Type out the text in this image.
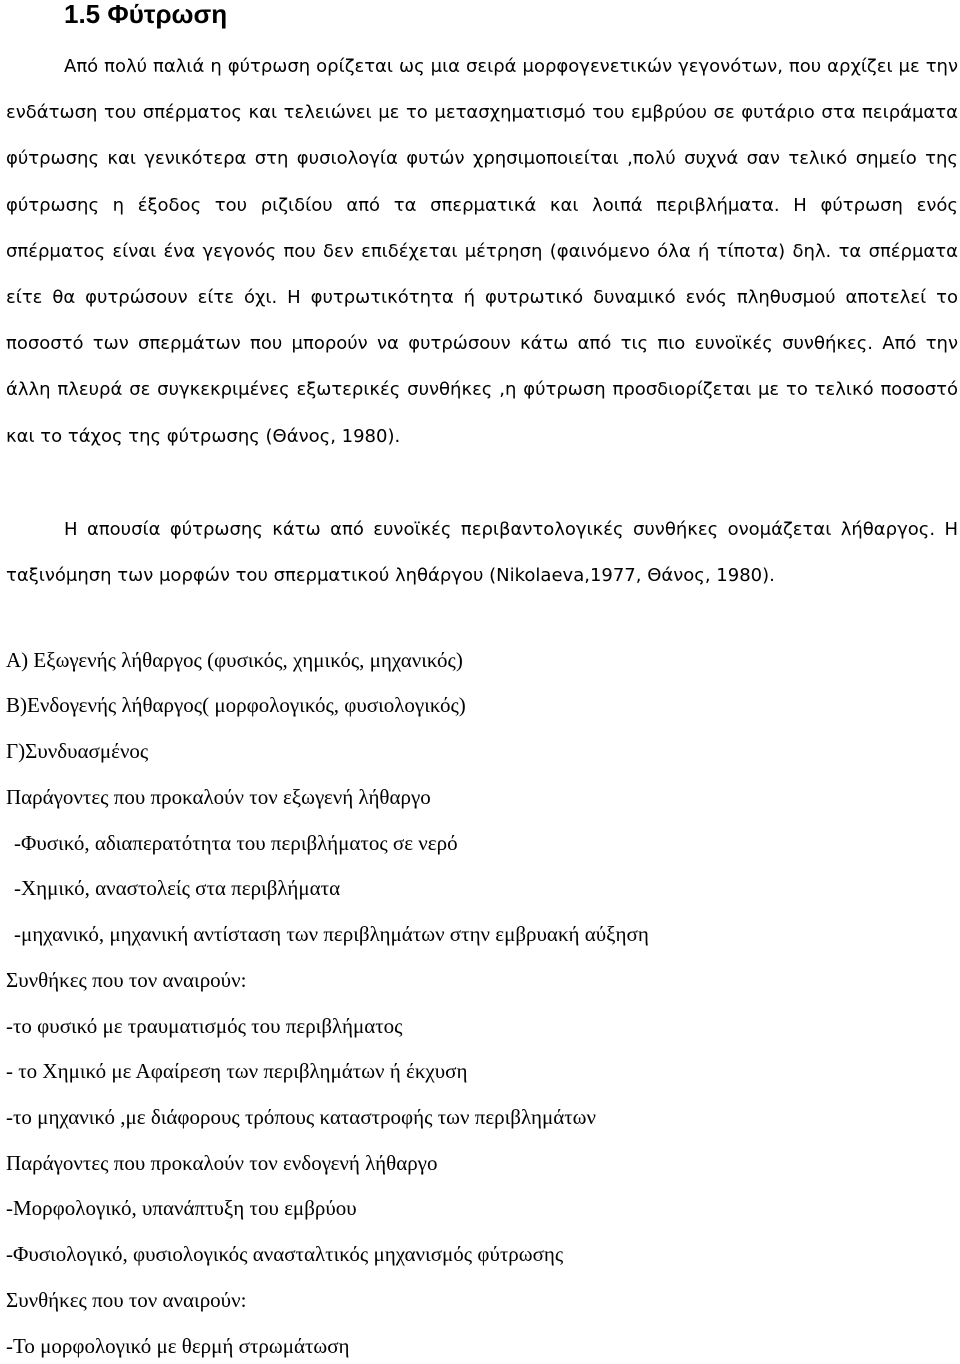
1.5 Φύτρωση

Από πολύ παλιά η φύτρωση ορίζεται ως μια σειρά μορφογενετικών γεγονότων, που αρχίζει με την ενδάτωση του σπέρματος και τελειώνει με το μετασχηματισμό του εμβρύου σε φυτάριο στα πειράματα φύτρωσης και γενικότερα στη φυσιολογία φυτών χρησιμοποιείται ,πολύ συχνά σαν τελικό σημείο της φύτρωσης η έξοδος του ριζιδίου από τα σπερματικά και λοιπά περιβλήματα. Η φύτρωση ενός σπέρματος είναι ένα γεγονός που δεν επιδέχεται μέτρηση (φαινόμενο όλα ή τίποτα) δηλ. τα σπέρματα είτε θα φυτρώσουν είτε όχι. Η φυτρωτικότητα ή φυτρωτικό δυναμικό ενός πληθυσμού αποτελεί το ποσοστό των σπερμάτων που μπορούν να φυτρώσουν κάτω από τις πιο ευνοϊκές συνθήκες. Από την άλλη πλευρά σε συγκεκριμένες εξωτερικές συνθήκες ,η φύτρωση προσδιορίζεται με το τελικό ποσοστό και το τάχος της φύτρωσης (Θάνος, 1980).

Η απουσία φύτρωσης κάτω από ευνοϊκές περιβαντολογικές συνθήκες ονομάζεται λήθαργος. Η ταξινόμηση των μορφών του σπερματικού ληθάργου (Nikolaeva,1977, Θάνος, 1980).

Α) Εξωγενής λήθαργος (φυσικός, χημικός, μηχανικός)

Β)Ενδογενής λήθαργος( μορφολογικός, φυσιολογικός)

Γ)Συνδυασμένος

Παράγοντες που προκαλούν τον εξωγενή λήθαργο

-Φυσικό, αδιαπερατότητα του περιβλήματος σε νερό

-Χημικό, αναστολείς στα περιβλήματα

-μηχανικό, μηχανική αντίσταση των περιβλημάτων στην εμβρυακή αύξηση

Συνθήκες που τον αναιρούν:

-το φυσικό με τραυματισμός του περιβλήματος

- το Χημικό με Αφαίρεση των περιβλημάτων ή έκχυση

-το μηχανικό ,με διάφορους τρόπους καταστροφής των περιβλημάτων

Παράγοντες που προκαλούν τον ενδογενή λήθαργο

-Μορφολογικό, υπανάπτυξη του εμβρύου

-Φυσιολογικό, φυσιολογικός ανασταλτικός μηχανισμός φύτρωσης

Συνθήκες που τον αναιρούν:

-Το μορφολογικό με θερμή στρωμάτωση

GIVEN INSTRUCTION :: Write the listing out a second time exactly, dropping all images.

OUTPUT BELOW ::
Type out the text in this image.
1.5 Φύτρωση

Από πολύ παλιά η φύτρωση ορίζεται ως μια σειρά μορφογενετικών γεγονότων, που αρχίζει με την ενδάτωση του σπέρματος και τελειώνει με το μετασχηματισμό του εμβρύου σε φυτάριο στα πειράματα φύτρωσης και γενικότερα στη φυσιολογία φυτών χρησιμοποιείται ,πολύ συχνά σαν τελικό σημείο της φύτρωσης η έξοδος του ριζιδίου από τα σπερματικά και λοιπά περιβλήματα. Η φύτρωση ενός σπέρματος είναι ένα γεγονός που δεν επιδέχεται μέτρηση (φαινόμενο όλα ή τίποτα) δηλ. τα σπέρματα είτε θα φυτρώσουν είτε όχι. Η φυτρωτικότητα ή φυτρωτικό δυναμικό ενός πληθυσμού αποτελεί το ποσοστό των σπερμάτων που μπορούν να φυτρώσουν κάτω από τις πιο ευνοϊκές συνθήκες. Από την άλλη πλευρά σε συγκεκριμένες εξωτερικές συνθήκες ,η φύτρωση προσδιορίζεται με το τελικό ποσοστό και το τάχος της φύτρωσης (Θάνος, 1980).

Η απουσία φύτρωσης κάτω από ευνοϊκές περιβαντολογικές συνθήκες ονομάζεται λήθαργος. Η ταξινόμηση των μορφών του σπερματικού ληθάργου (Nikolaeva,1977, Θάνος, 1980).

Α) Εξωγενής λήθαργος (φυσικός, χημικός, μηχανικός)

Β)Ενδογενής λήθαργος( μορφολογικός, φυσιολογικός)

Γ)Συνδυασμένος

Παράγοντες που προκαλούν τον εξωγενή λήθαργο

-Φυσικό, αδιαπερατότητα του περιβλήματος σε νερό

-Χημικό, αναστολείς στα περιβλήματα

-μηχανικό, μηχανική αντίσταση των περιβλημάτων στην εμβρυακή αύξηση

Συνθήκες που τον αναιρούν:

-το φυσικό με τραυματισμός του περιβλήματος

- το Χημικό με Αφαίρεση των περιβλημάτων ή έκχυση

-το μηχανικό ,με διάφορους τρόπους καταστροφής των περιβλημάτων

Παράγοντες που προκαλούν τον ενδογενή λήθαργο

-Μορφολογικό, υπανάπτυξη του εμβρύου

-Φυσιολογικό, φυσιολογικός ανασταλτικός μηχανισμός φύτρωσης

Συνθήκες που τον αναιρούν:

-Το μορφολογικό με θερμή στρωμάτωση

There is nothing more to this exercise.